Your instructions ▸ Quote every line of the data below as it stands, omitting pictures.
===
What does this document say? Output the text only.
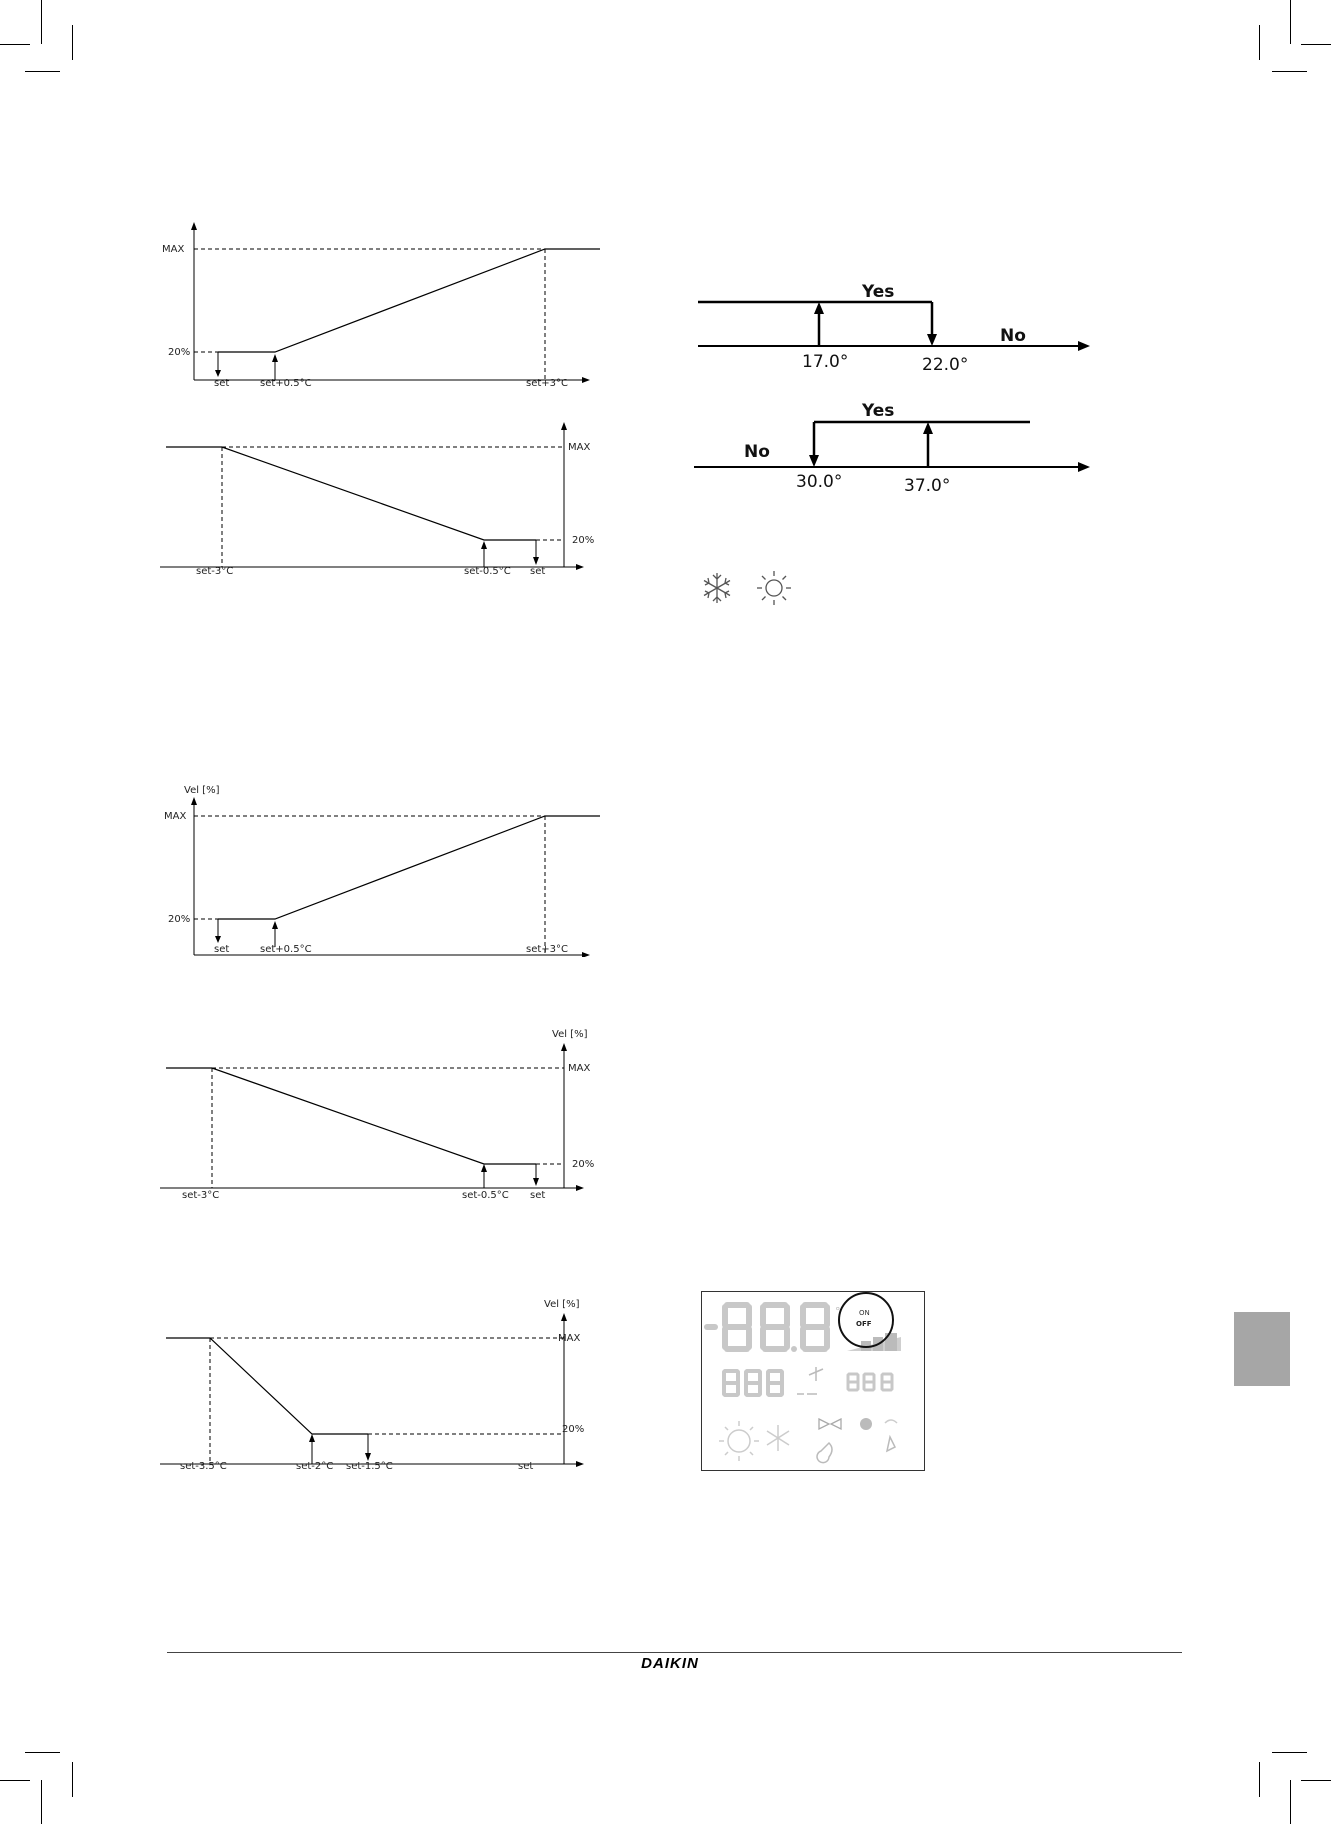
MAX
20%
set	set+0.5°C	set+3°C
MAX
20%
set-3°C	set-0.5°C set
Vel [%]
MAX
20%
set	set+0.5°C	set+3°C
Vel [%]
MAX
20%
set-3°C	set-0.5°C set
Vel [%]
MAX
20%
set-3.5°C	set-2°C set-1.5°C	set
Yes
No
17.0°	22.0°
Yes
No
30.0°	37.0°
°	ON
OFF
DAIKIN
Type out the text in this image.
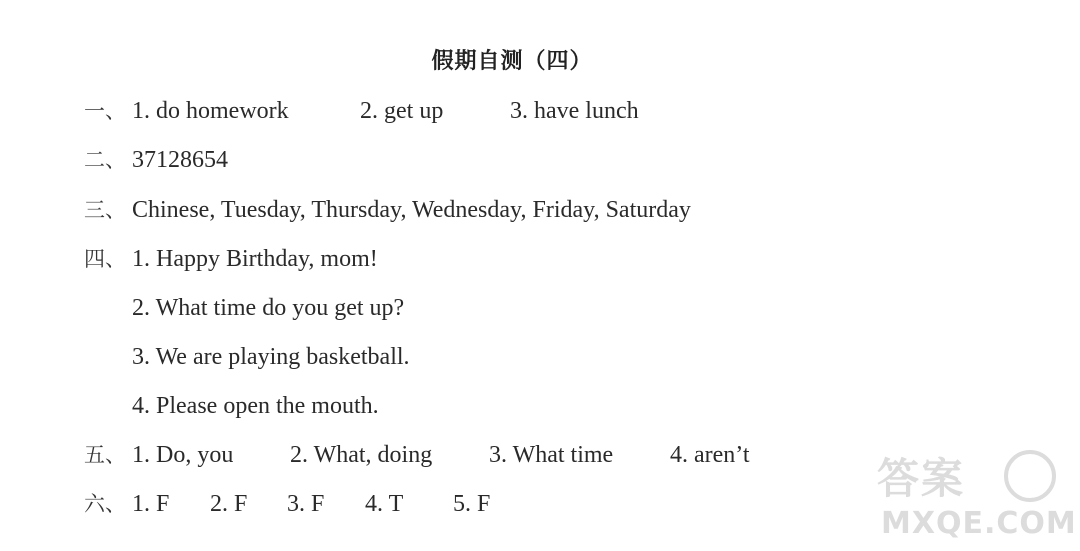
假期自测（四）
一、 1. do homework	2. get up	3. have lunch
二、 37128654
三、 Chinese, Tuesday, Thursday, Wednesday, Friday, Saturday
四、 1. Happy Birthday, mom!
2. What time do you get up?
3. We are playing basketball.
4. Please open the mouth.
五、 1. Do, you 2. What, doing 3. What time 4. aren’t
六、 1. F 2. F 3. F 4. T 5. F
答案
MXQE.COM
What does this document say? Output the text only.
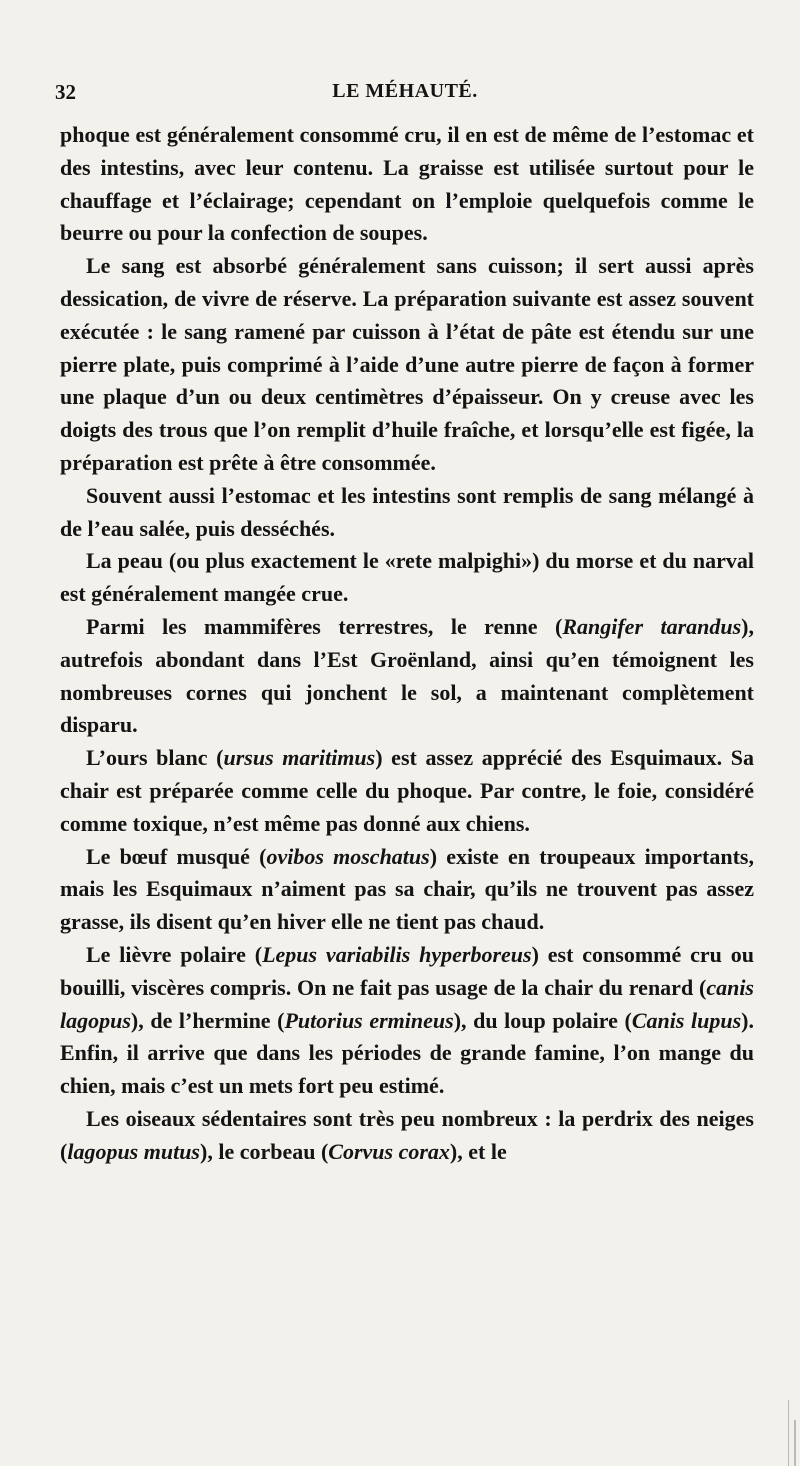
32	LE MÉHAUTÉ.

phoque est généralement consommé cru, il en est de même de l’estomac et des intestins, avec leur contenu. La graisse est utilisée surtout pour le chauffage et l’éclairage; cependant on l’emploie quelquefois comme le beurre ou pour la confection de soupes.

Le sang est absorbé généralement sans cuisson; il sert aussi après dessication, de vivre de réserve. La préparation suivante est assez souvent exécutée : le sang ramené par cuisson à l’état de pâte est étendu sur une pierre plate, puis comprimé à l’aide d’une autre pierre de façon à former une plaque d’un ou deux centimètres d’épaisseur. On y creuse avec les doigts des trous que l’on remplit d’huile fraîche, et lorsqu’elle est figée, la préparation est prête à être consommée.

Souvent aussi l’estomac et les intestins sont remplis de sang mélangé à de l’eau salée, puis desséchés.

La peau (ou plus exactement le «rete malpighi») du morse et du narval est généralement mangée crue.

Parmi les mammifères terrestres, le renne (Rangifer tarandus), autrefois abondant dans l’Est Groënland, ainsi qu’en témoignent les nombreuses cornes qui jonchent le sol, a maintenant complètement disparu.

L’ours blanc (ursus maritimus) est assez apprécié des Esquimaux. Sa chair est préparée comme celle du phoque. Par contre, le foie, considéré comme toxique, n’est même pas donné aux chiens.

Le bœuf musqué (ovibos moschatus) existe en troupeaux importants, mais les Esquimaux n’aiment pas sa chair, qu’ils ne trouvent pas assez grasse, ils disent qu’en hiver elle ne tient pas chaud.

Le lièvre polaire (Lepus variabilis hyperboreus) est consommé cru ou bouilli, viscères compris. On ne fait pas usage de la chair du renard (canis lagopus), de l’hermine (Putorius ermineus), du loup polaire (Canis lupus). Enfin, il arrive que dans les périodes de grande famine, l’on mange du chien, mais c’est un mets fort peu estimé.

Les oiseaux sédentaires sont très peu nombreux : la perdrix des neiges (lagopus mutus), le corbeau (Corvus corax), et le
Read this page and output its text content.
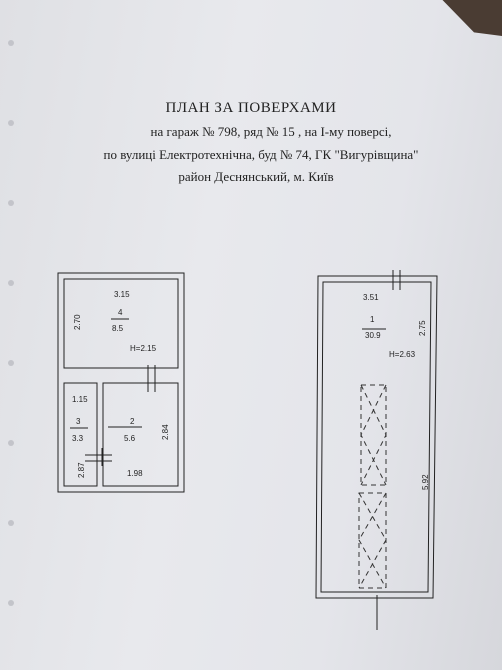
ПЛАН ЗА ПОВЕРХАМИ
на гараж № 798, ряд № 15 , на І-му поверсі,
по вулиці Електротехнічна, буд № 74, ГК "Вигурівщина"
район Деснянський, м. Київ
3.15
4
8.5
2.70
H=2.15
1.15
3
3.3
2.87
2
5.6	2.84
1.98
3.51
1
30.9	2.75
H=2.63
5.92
===
Answer to the task ▸
What does this document say? Output the text only.
MAX
20%
set	set+0.5°C	set+3°C
MAX
20%
set-3°C	set-0.5°C set
Vel [%]
MAX
20%
set	set+0.5°C	set+3°C
Vel [%]
MAX
20%
set-3°C	set-0.5°C set
Vel [%]
MAX
20%
set-3.5°C	set-2°C set-1.5°C	set
Yes
No
17.0°	22.0°
Yes
No
30.0°	37.0°
°	ON
OFF
DAIKIN
Type out the text in this image.
假期自测（四）
一、 1. do homework	2. get up	3. have lunch
二、 37128654
三、 Chinese, Tuesday, Thursday, Wednesday, Friday, Saturday
四、 1. Happy Birthday, mom!
2. What time do you get up?
3. We are playing basketball.
4. Please open the mouth.
五、 1. Do, you 2. What, doing 3. What time 4. aren’t
六、 1. F 2. F 3. F 4. T 5. F
答案
MXQE.COM
What does this document say? Output the text only.
32	LE MÉHAUTÉ.

phoque est généralement consommé cru, il en est de même de l’estomac et des intestins, avec leur contenu. La graisse est utilisée surtout pour le chauffage et l’éclairage; cependant on l’emploie quelquefois comme le beurre ou pour la confection de soupes.

Le sang est absorbé généralement sans cuisson; il sert aussi après dessication, de vivre de réserve. La préparation suivante est assez souvent exécutée : le sang ramené par cuisson à l’état de pâte est étendu sur une pierre plate, puis comprimé à l’aide d’une autre pierre de façon à former une plaque d’un ou deux centimètres d’épaisseur. On y creuse avec les doigts des trous que l’on remplit d’huile fraîche, et lorsqu’elle est figée, la préparation est prête à être consommée.

Souvent aussi l’estomac et les intestins sont remplis de sang mélangé à de l’eau salée, puis desséchés.

La peau (ou plus exactement le «rete malpighi») du morse et du narval est généralement mangée crue.

Parmi les mammifères terrestres, le renne (Rangifer tarandus), autrefois abondant dans l’Est Groënland, ainsi qu’en témoignent les nombreuses cornes qui jonchent le sol, a maintenant complètement disparu.

L’ours blanc (ursus maritimus) est assez apprécié des Esquimaux. Sa chair est préparée comme celle du phoque. Par contre, le foie, considéré comme toxique, n’est même pas donné aux chiens.

Le bœuf musqué (ovibos moschatus) existe en troupeaux importants, mais les Esquimaux n’aiment pas sa chair, qu’ils ne trouvent pas assez grasse, ils disent qu’en hiver elle ne tient pas chaud.

Le lièvre polaire (Lepus variabilis hyperboreus) est consommé cru ou bouilli, viscères compris. On ne fait pas usage de la chair du renard (canis lagopus), de l’hermine (Putorius ermineus), du loup polaire (Canis lupus). Enfin, il arrive que dans les périodes de grande famine, l’on mange du chien, mais c’est un mets fort peu estimé.

Les oiseaux sédentaires sont très peu nombreux : la perdrix des neiges (lagopus mutus), le corbeau (Corvus corax), et le
Read this page and output its text content.
ПЛАН ЗА ПОВЕРХАМИ
на гараж № 798, ряд № 15 , на І-му поверсі,
по вулиці Електротехнічна, буд № 74, ГК "Вигурівщина"
район Деснянський, м. Київ
3.15
4
8.5
2.70
H=2.15
1.15
3
3.3
2.87
2
5.6	2.84
1.98
3.51
1
30.9	2.75
H=2.63
5.92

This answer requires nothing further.